EXTRACTED ENTRIES
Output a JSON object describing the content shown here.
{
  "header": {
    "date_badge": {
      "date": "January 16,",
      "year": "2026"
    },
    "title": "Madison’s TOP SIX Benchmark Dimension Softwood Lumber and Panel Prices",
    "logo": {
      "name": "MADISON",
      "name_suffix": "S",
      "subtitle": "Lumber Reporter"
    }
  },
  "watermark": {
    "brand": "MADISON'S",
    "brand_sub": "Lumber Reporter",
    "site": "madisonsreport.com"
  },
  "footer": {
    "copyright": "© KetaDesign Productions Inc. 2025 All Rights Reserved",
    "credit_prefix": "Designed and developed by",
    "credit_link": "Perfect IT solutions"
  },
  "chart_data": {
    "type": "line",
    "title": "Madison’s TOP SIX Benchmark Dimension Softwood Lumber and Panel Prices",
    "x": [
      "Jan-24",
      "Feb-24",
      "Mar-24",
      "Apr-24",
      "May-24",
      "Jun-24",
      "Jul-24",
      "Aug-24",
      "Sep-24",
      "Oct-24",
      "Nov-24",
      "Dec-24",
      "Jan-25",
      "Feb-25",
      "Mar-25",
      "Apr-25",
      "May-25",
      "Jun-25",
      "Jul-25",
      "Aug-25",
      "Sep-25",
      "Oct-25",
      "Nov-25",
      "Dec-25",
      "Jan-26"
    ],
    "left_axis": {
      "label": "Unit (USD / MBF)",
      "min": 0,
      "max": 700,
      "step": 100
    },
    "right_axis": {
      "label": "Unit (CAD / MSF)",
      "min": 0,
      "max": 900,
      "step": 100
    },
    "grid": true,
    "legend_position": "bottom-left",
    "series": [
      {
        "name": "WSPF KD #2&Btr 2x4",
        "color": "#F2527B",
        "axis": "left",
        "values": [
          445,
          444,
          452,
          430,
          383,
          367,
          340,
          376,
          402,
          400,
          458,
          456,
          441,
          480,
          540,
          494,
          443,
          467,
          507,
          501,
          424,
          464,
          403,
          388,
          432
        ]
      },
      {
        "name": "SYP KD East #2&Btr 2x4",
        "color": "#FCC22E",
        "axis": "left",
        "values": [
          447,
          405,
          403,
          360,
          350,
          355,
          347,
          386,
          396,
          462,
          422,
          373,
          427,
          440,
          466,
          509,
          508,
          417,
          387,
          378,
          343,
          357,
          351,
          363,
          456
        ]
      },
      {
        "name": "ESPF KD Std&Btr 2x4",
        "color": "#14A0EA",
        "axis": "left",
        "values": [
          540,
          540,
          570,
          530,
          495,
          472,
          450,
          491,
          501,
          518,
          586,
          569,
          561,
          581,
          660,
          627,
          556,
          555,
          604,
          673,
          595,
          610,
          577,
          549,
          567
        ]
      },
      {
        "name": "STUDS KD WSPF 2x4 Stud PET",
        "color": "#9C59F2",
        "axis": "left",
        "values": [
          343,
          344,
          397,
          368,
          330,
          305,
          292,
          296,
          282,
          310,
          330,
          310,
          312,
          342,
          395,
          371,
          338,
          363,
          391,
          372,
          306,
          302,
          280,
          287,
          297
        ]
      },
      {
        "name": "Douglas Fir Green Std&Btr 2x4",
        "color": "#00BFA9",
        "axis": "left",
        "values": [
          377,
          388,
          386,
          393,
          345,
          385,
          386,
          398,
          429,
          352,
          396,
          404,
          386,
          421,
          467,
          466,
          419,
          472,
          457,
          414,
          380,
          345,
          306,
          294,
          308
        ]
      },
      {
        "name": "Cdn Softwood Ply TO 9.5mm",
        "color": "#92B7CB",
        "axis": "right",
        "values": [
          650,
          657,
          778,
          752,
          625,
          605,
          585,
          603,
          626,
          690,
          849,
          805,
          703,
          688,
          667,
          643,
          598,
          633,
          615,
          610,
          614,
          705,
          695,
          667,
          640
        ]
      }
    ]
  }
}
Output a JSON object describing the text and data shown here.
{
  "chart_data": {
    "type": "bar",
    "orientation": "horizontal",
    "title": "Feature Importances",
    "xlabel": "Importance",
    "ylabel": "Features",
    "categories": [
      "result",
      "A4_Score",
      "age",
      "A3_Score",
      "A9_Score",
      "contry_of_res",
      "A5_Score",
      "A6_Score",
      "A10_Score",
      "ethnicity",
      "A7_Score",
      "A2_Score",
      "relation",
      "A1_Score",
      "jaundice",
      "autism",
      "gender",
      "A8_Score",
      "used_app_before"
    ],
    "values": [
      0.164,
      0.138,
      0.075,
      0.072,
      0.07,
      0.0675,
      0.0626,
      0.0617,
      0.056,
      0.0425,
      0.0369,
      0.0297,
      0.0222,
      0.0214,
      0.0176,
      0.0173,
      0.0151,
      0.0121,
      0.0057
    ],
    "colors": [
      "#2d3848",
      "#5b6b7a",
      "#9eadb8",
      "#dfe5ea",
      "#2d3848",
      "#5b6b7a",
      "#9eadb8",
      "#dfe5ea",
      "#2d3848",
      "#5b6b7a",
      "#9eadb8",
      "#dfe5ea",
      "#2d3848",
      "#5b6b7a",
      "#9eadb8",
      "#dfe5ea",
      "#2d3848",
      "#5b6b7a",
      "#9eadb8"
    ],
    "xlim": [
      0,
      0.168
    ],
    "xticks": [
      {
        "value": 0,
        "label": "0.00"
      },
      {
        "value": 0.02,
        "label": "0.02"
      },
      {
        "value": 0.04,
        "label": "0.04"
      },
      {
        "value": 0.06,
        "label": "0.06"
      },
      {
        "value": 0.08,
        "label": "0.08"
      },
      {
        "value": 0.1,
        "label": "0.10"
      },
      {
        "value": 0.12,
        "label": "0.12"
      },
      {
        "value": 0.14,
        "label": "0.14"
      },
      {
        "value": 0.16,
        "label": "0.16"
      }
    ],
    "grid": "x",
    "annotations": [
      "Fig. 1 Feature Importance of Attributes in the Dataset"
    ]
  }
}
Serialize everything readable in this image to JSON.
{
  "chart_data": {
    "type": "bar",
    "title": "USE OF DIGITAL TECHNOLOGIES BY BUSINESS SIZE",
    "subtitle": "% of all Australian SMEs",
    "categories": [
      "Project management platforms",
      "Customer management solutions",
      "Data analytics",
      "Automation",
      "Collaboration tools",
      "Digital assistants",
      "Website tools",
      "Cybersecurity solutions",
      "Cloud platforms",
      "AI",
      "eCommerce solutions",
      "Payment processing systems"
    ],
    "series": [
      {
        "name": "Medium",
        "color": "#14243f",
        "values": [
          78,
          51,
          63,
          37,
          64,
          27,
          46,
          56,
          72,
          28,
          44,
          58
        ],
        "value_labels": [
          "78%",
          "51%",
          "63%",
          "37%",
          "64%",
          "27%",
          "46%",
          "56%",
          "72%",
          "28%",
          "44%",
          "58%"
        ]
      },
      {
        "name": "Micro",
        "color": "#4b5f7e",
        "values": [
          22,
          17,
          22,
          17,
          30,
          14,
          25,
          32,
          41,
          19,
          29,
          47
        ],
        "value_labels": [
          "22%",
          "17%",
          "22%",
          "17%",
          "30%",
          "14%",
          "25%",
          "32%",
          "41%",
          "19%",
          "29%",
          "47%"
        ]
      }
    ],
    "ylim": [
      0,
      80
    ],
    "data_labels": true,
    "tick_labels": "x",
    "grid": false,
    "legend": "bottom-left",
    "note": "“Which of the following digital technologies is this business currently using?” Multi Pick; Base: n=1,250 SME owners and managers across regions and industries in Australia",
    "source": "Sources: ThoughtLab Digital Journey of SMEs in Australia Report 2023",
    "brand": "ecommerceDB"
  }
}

REQUIRED TASK
Search the listing for the string "subtitle". Copy each line where it turns up.

REPLY
      "subtitle": "Lumber Reporter"
    "subtitle": "% of all Australian SMEs",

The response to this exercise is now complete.